Goal: In the lines below, change "side view" to "lateral view" and leave everything else as it is.

+++ Information provided

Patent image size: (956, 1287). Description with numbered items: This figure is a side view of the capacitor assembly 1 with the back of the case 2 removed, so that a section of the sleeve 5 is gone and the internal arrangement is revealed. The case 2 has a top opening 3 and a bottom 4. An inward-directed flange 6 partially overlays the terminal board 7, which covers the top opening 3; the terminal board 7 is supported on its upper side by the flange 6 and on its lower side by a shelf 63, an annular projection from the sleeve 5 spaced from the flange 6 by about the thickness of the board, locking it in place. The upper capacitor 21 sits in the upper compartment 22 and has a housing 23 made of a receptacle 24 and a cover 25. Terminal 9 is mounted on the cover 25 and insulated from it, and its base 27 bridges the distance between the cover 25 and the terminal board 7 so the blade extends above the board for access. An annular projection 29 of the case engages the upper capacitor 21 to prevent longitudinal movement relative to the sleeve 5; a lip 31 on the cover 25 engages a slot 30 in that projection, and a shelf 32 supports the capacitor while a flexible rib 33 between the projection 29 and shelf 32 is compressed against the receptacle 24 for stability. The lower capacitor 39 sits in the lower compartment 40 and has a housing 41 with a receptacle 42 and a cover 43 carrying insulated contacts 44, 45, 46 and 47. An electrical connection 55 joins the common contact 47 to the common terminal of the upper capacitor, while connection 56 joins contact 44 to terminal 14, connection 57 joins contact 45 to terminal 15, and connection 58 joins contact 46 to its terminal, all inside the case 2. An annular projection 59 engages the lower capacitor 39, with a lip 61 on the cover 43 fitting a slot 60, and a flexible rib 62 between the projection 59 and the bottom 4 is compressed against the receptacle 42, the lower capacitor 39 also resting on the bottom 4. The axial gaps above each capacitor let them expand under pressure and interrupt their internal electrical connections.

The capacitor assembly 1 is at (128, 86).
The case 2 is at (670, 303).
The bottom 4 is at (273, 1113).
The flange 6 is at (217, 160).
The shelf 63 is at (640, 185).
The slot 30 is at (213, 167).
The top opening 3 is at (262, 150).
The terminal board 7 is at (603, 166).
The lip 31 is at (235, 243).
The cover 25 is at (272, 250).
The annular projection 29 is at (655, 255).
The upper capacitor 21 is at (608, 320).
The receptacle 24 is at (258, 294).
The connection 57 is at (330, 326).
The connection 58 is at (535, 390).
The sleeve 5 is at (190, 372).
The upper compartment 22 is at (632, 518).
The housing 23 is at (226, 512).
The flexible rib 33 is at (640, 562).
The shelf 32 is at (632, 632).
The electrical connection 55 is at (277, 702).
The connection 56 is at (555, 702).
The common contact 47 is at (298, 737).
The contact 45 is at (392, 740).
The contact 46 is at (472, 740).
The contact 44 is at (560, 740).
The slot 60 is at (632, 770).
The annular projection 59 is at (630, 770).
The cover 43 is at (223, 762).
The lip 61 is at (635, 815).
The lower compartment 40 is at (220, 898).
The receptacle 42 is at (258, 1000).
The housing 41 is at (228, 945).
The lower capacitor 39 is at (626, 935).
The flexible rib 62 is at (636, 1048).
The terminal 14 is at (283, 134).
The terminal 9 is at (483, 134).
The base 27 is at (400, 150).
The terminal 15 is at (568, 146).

++++++

Exercise result:
Patent image size: (956, 1287). Description with numbered items: This figure is a lateral view of the capacitor assembly 1 with the back of the case 2 removed, so that a section of the sleeve 5 is gone and the internal arrangement is revealed. The case 2 has a top opening 3 and a bottom 4. An inward-directed flange 6 partially overlays the terminal board 7, which covers the top opening 3; the terminal board 7 is supported on its upper side by the flange 6 and on its lower side by a shelf 63, an annular projection from the sleeve 5 spaced from the flange 6 by about the thickness of the board, locking it in place. The upper capacitor 21 sits in the upper compartment 22 and has a housing 23 made of a receptacle 24 and a cover 25. Terminal 9 is mounted on the cover 25 and insulated from it, and its base 27 bridges the distance between the cover 25 and the terminal board 7 so the blade extends above the board for access. An annular projection 29 of the case engages the upper capacitor 21 to prevent longitudinal movement relative to the sleeve 5; a lip 31 on the cover 25 engages a slot 30 in that projection, and a shelf 32 supports the capacitor while a flexible rib 33 between the projection 29 and shelf 32 is compressed against the receptacle 24 for stability. The lower capacitor 39 sits in the lower compartment 40 and has a housing 41 with a receptacle 42 and a cover 43 carrying insulated contacts 44, 45, 46 and 47. An electrical connection 55 joins the common contact 47 to the common terminal of the upper capacitor, while connection 56 joins contact 44 to terminal 14, connection 57 joins contact 45 to terminal 15, and connection 58 joins contact 46 to its terminal, all inside the case 2. An annular projection 59 engages the lower capacitor 39, with a lip 61 on the cover 43 fitting a slot 60, and a flexible rib 62 between the projection 59 and the bottom 4 is compressed against the receptacle 42, the lower capacitor 39 also resting on the bottom 4. The axial gaps above each capacitor let them expand under pressure and interrupt their internal electrical connections.

The capacitor assembly 1 is at (128, 86).
The case 2 is at (670, 303).
The bottom 4 is at (273, 1113).
The flange 6 is at (217, 160).
The shelf 63 is at (640, 185).
The slot 30 is at (213, 167).
The top opening 3 is at (262, 150).
The terminal board 7 is at (603, 166).
The lip 31 is at (235, 243).
The cover 25 is at (272, 250).
The annular projection 29 is at (655, 255).
The upper capacitor 21 is at (608, 320).
The receptacle 24 is at (258, 294).
The connection 57 is at (330, 326).
The connection 58 is at (535, 390).
The sleeve 5 is at (190, 372).
The upper compartment 22 is at (632, 518).
The housing 23 is at (226, 512).
The flexible rib 33 is at (640, 562).
The shelf 32 is at (632, 632).
The electrical connection 55 is at (277, 702).
The connection 56 is at (555, 702).
The common contact 47 is at (298, 737).
The contact 45 is at (392, 740).
The contact 46 is at (472, 740).
The contact 44 is at (560, 740).
The slot 60 is at (632, 770).
The annular projection 59 is at (630, 770).
The cover 43 is at (223, 762).
The lip 61 is at (635, 815).
The lower compartment 40 is at (220, 898).
The receptacle 42 is at (258, 1000).
The housing 41 is at (228, 945).
The lower capacitor 39 is at (626, 935).
The flexible rib 62 is at (636, 1048).
The terminal 14 is at (283, 134).
The terminal 9 is at (483, 134).
The base 27 is at (400, 150).
The terminal 15 is at (568, 146).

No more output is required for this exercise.